▶ **BRIEF**: Give the material again in full, matching it exactly.

(Collected data)
###

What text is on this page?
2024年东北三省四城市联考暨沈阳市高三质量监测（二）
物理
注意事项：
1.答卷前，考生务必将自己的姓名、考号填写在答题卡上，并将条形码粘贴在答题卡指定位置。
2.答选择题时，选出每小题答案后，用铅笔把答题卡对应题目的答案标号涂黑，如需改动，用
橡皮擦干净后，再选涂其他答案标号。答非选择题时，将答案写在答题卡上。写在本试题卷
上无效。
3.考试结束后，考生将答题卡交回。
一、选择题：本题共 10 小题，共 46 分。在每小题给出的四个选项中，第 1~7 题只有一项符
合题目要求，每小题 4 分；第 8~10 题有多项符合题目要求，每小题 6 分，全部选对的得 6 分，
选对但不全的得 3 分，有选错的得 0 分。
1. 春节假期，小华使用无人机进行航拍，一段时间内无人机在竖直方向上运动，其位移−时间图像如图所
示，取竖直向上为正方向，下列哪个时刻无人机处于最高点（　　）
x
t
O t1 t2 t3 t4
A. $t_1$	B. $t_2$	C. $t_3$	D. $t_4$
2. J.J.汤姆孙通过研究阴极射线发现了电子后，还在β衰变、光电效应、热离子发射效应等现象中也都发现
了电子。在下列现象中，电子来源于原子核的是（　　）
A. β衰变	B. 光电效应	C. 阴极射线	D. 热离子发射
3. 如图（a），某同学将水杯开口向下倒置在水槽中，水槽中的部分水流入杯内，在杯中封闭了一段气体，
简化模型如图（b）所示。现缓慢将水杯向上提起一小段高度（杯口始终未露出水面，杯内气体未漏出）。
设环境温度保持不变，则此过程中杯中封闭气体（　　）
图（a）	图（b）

###

▶ **ANSWER FOR THE TASK**:
What text is on this page?
2024年东北三省四城市联考暨沈阳市高三质量监测（二）
物理
注意事项：
1.答卷前，考生务必将自己的姓名、考号填写在答题卡上，并将条形码粘贴在答题卡指定位置。
2.答选择题时，选出每小题答案后，用铅笔把答题卡对应题目的答案标号涂黑，如需改动，用
橡皮擦干净后，再选涂其他答案标号。答非选择题时，将答案写在答题卡上。写在本试题卷
上无效。
3.考试结束后，考生将答题卡交回。
一、选择题：本题共 10 小题，共 46 分。在每小题给出的四个选项中，第 1~7 题只有一项符
合题目要求，每小题 4 分；第 8~10 题有多项符合题目要求，每小题 6 分，全部选对的得 6 分，
选对但不全的得 3 分，有选错的得 0 分。
1. 春节假期，小华使用无人机进行航拍，一段时间内无人机在竖直方向上运动，其位移−时间图像如图所
示，取竖直向上为正方向，下列哪个时刻无人机处于最高点（　　）
x
t
O t1 t2 t3 t4
A. $t_1$	B. $t_2$	C. $t_3$	D. $t_4$
2. J.J.汤姆孙通过研究阴极射线发现了电子后，还在β衰变、光电效应、热离子发射效应等现象中也都发现
了电子。在下列现象中，电子来源于原子核的是（　　）
A. β衰变	B. 光电效应	C. 阴极射线	D. 热离子发射
3. 如图（a），某同学将水杯开口向下倒置在水槽中，水槽中的部分水流入杯内，在杯中封闭了一段气体，
简化模型如图（b）所示。现缓慢将水杯向上提起一小段高度（杯口始终未露出水面，杯内气体未漏出）。
设环境温度保持不变，则此过程中杯中封闭气体（　　）
图（a）	图（b）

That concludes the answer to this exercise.